▶ Problem statement
Write out the full listing again, exactly as it stands.

Structured figure records
────────────────
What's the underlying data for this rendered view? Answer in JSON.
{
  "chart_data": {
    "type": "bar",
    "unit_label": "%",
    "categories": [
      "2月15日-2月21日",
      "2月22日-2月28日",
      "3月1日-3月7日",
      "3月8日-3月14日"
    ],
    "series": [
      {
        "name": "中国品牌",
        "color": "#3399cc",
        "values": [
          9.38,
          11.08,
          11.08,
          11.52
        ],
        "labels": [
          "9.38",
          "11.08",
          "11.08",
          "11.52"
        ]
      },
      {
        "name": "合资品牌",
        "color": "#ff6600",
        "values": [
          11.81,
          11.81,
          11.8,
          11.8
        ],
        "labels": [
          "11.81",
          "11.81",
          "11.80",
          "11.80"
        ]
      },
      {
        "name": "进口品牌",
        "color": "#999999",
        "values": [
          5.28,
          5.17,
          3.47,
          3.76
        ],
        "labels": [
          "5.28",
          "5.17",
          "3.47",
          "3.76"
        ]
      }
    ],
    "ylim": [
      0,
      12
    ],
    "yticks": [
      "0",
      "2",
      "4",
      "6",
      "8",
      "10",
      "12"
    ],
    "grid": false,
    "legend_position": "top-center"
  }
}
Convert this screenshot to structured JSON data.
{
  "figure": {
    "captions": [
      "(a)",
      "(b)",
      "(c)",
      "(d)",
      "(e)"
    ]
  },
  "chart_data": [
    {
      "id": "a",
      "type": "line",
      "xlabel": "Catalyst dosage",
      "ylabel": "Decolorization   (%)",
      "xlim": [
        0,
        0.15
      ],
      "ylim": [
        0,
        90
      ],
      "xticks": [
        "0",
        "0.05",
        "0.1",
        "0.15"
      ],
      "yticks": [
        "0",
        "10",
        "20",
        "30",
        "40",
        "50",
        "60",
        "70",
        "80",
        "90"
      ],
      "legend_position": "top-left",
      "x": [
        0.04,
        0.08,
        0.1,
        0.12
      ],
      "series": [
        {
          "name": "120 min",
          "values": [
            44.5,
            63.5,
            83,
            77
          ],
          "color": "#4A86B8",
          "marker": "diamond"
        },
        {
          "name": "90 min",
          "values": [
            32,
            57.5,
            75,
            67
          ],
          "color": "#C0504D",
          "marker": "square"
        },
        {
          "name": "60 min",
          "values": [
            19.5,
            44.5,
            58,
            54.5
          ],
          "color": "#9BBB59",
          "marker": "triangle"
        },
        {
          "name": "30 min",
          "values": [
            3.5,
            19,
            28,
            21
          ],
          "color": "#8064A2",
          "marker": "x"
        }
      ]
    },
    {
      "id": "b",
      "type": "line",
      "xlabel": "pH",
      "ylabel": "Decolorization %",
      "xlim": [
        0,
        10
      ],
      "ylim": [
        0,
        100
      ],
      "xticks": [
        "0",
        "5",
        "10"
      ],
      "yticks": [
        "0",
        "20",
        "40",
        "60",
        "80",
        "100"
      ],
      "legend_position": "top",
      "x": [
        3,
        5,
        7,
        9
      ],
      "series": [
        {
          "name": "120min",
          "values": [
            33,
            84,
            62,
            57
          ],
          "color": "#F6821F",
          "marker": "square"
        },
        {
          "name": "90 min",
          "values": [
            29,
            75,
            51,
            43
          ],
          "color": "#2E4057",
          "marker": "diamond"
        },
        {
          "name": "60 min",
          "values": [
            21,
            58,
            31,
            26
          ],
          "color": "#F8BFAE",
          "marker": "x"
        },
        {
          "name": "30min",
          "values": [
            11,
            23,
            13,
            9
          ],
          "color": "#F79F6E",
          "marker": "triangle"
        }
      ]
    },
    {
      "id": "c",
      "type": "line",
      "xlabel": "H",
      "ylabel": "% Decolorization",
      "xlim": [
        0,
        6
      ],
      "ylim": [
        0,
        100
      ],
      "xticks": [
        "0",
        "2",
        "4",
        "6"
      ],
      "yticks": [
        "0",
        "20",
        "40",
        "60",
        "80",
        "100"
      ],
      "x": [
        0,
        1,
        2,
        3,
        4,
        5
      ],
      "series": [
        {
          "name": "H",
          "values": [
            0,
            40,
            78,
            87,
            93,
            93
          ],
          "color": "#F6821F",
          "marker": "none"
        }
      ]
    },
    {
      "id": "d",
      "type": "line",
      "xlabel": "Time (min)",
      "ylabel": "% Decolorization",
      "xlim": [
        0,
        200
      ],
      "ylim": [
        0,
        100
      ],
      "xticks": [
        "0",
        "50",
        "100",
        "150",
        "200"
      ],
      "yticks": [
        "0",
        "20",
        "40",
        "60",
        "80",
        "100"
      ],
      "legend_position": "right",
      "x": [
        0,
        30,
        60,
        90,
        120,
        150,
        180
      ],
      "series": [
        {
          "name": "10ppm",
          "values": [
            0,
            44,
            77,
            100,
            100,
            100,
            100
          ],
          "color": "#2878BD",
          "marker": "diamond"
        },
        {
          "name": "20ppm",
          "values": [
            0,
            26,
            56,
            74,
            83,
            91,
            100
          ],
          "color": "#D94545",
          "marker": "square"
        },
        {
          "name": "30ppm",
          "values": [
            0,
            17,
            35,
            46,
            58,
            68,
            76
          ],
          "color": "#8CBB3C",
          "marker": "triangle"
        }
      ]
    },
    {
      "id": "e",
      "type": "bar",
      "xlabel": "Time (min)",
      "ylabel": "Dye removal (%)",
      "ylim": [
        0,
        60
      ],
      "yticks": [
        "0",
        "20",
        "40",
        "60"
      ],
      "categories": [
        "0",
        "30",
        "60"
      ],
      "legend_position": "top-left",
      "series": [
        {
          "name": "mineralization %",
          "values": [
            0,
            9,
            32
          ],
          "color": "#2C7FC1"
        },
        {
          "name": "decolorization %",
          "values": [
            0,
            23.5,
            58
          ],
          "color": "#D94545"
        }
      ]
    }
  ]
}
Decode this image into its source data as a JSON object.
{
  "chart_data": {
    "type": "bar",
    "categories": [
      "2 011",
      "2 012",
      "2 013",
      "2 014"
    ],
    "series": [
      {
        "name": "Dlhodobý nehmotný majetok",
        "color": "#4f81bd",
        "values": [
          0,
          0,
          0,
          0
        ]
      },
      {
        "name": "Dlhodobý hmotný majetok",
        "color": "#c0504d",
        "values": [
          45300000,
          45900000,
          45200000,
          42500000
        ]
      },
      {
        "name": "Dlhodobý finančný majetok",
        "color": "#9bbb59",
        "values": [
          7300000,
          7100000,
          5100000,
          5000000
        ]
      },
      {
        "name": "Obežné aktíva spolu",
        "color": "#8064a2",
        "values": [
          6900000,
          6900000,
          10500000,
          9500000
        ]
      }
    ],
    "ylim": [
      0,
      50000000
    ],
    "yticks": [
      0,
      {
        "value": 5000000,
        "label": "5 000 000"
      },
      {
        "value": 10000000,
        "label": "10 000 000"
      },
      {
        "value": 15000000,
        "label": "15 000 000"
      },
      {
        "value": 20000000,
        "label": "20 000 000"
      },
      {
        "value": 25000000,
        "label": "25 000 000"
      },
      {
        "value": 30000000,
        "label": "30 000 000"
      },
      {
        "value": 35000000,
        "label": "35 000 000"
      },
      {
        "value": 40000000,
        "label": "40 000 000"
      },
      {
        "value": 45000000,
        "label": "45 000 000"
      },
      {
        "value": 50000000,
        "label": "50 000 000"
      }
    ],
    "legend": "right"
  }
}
────────────────
▶ Exercise output
What's the underlying data for this rendered view? Answer in JSON.
{
  "chart_data": {
    "type": "bar",
    "unit_label": "%",
    "categories": [
      "2月15日-2月21日",
      "2月22日-2月28日",
      "3月1日-3月7日",
      "3月8日-3月14日"
    ],
    "series": [
      {
        "name": "中国品牌",
        "color": "#3399cc",
        "values": [
          9.38,
          11.08,
          11.08,
          11.52
        ],
        "labels": [
          "9.38",
          "11.08",
          "11.08",
          "11.52"
        ]
      },
      {
        "name": "合资品牌",
        "color": "#ff6600",
        "values": [
          11.81,
          11.81,
          11.8,
          11.8
        ],
        "labels": [
          "11.81",
          "11.81",
          "11.80",
          "11.80"
        ]
      },
      {
        "name": "进口品牌",
        "color": "#999999",
        "values": [
          5.28,
          5.17,
          3.47,
          3.76
        ],
        "labels": [
          "5.28",
          "5.17",
          "3.47",
          "3.76"
        ]
      }
    ],
    "ylim": [
      0,
      12
    ],
    "yticks": [
      "0",
      "2",
      "4",
      "6",
      "8",
      "10",
      "12"
    ],
    "grid": false,
    "legend_position": "top-center"
  }
}
Convert this screenshot to structured JSON data.
{
  "figure": {
    "captions": [
      "(a)",
      "(b)",
      "(c)",
      "(d)",
      "(e)"
    ]
  },
  "chart_data": [
    {
      "id": "a",
      "type": "line",
      "xlabel": "Catalyst dosage",
      "ylabel": "Decolorization   (%)",
      "xlim": [
        0,
        0.15
      ],
      "ylim": [
        0,
        90
      ],
      "xticks": [
        "0",
        "0.05",
        "0.1",
        "0.15"
      ],
      "yticks": [
        "0",
        "10",
        "20",
        "30",
        "40",
        "50",
        "60",
        "70",
        "80",
        "90"
      ],
      "legend_position": "top-left",
      "x": [
        0.04,
        0.08,
        0.1,
        0.12
      ],
      "series": [
        {
          "name": "120 min",
          "values": [
            44.5,
            63.5,
            83,
            77
          ],
          "color": "#4A86B8",
          "marker": "diamond"
        },
        {
          "name": "90 min",
          "values": [
            32,
            57.5,
            75,
            67
          ],
          "color": "#C0504D",
          "marker": "square"
        },
        {
          "name": "60 min",
          "values": [
            19.5,
            44.5,
            58,
            54.5
          ],
          "color": "#9BBB59",
          "marker": "triangle"
        },
        {
          "name": "30 min",
          "values": [
            3.5,
            19,
            28,
            21
          ],
          "color": "#8064A2",
          "marker": "x"
        }
      ]
    },
    {
      "id": "b",
      "type": "line",
      "xlabel": "pH",
      "ylabel": "Decolorization %",
      "xlim": [
        0,
        10
      ],
      "ylim": [
        0,
        100
      ],
      "xticks": [
        "0",
        "5",
        "10"
      ],
      "yticks": [
        "0",
        "20",
        "40",
        "60",
        "80",
        "100"
      ],
      "legend_position": "top",
      "x": [
        3,
        5,
        7,
        9
      ],
      "series": [
        {
          "name": "120min",
          "values": [
            33,
            84,
            62,
            57
          ],
          "color": "#F6821F",
          "marker": "square"
        },
        {
          "name": "90 min",
          "values": [
            29,
            75,
            51,
            43
          ],
          "color": "#2E4057",
          "marker": "diamond"
        },
        {
          "name": "60 min",
          "values": [
            21,
            58,
            31,
            26
          ],
          "color": "#F8BFAE",
          "marker": "x"
        },
        {
          "name": "30min",
          "values": [
            11,
            23,
            13,
            9
          ],
          "color": "#F79F6E",
          "marker": "triangle"
        }
      ]
    },
    {
      "id": "c",
      "type": "line",
      "xlabel": "H",
      "ylabel": "% Decolorization",
      "xlim": [
        0,
        6
      ],
      "ylim": [
        0,
        100
      ],
      "xticks": [
        "0",
        "2",
        "4",
        "6"
      ],
      "yticks": [
        "0",
        "20",
        "40",
        "60",
        "80",
        "100"
      ],
      "x": [
        0,
        1,
        2,
        3,
        4,
        5
      ],
      "series": [
        {
          "name": "H",
          "values": [
            0,
            40,
            78,
            87,
            93,
            93
          ],
          "color": "#F6821F",
          "marker": "none"
        }
      ]
    },
    {
      "id": "d",
      "type": "line",
      "xlabel": "Time (min)",
      "ylabel": "% Decolorization",
      "xlim": [
        0,
        200
      ],
      "ylim": [
        0,
        100
      ],
      "xticks": [
        "0",
        "50",
        "100",
        "150",
        "200"
      ],
      "yticks": [
        "0",
        "20",
        "40",
        "60",
        "80",
        "100"
      ],
      "legend_position": "right",
      "x": [
        0,
        30,
        60,
        90,
        120,
        150,
        180
      ],
      "series": [
        {
          "name": "10ppm",
          "values": [
            0,
            44,
            77,
            100,
            100,
            100,
            100
          ],
          "color": "#2878BD",
          "marker": "diamond"
        },
        {
          "name": "20ppm",
          "values": [
            0,
            26,
            56,
            74,
            83,
            91,
            100
          ],
          "color": "#D94545",
          "marker": "square"
        },
        {
          "name": "30ppm",
          "values": [
            0,
            17,
            35,
            46,
            58,
            68,
            76
          ],
          "color": "#8CBB3C",
          "marker": "triangle"
        }
      ]
    },
    {
      "id": "e",
      "type": "bar",
      "xlabel": "Time (min)",
      "ylabel": "Dye removal (%)",
      "ylim": [
        0,
        60
      ],
      "yticks": [
        "0",
        "20",
        "40",
        "60"
      ],
      "categories": [
        "0",
        "30",
        "60"
      ],
      "legend_position": "top-left",
      "series": [
        {
          "name": "mineralization %",
          "values": [
            0,
            9,
            32
          ],
          "color": "#2C7FC1"
        },
        {
          "name": "decolorization %",
          "values": [
            0,
            23.5,
            58
          ],
          "color": "#D94545"
        }
      ]
    }
  ]
}
Decode this image into its source data as a JSON object.
{
  "chart_data": {
    "type": "bar",
    "categories": [
      "2 011",
      "2 012",
      "2 013",
      "2 014"
    ],
    "series": [
      {
        "name": "Dlhodobý nehmotný majetok",
        "color": "#4f81bd",
        "values": [
          0,
          0,
          0,
          0
        ]
      },
      {
        "name": "Dlhodobý hmotný majetok",
        "color": "#c0504d",
        "values": [
          45300000,
          45900000,
          45200000,
          42500000
        ]
      },
      {
        "name": "Dlhodobý finančný majetok",
        "color": "#9bbb59",
        "values": [
          7300000,
          7100000,
          5100000,
          5000000
        ]
      },
      {
        "name": "Obežné aktíva spolu",
        "color": "#8064a2",
        "values": [
          6900000,
          6900000,
          10500000,
          9500000
        ]
      }
    ],
    "ylim": [
      0,
      50000000
    ],
    "yticks": [
      0,
      {
        "value": 5000000,
        "label": "5 000 000"
      },
      {
        "value": 10000000,
        "label": "10 000 000"
      },
      {
        "value": 15000000,
        "label": "15 000 000"
      },
      {
        "value": 20000000,
        "label": "20 000 000"
      },
      {
        "value": 25000000,
        "label": "25 000 000"
      },
      {
        "value": 30000000,
        "label": "30 000 000"
      },
      {
        "value": 35000000,
        "label": "35 000 000"
      },
      {
        "value": 40000000,
        "label": "40 000 000"
      },
      {
        "value": 45000000,
        "label": "45 000 000"
      },
      {
        "value": 50000000,
        "label": "50 000 000"
      }
    ],
    "legend": "right"
  }
}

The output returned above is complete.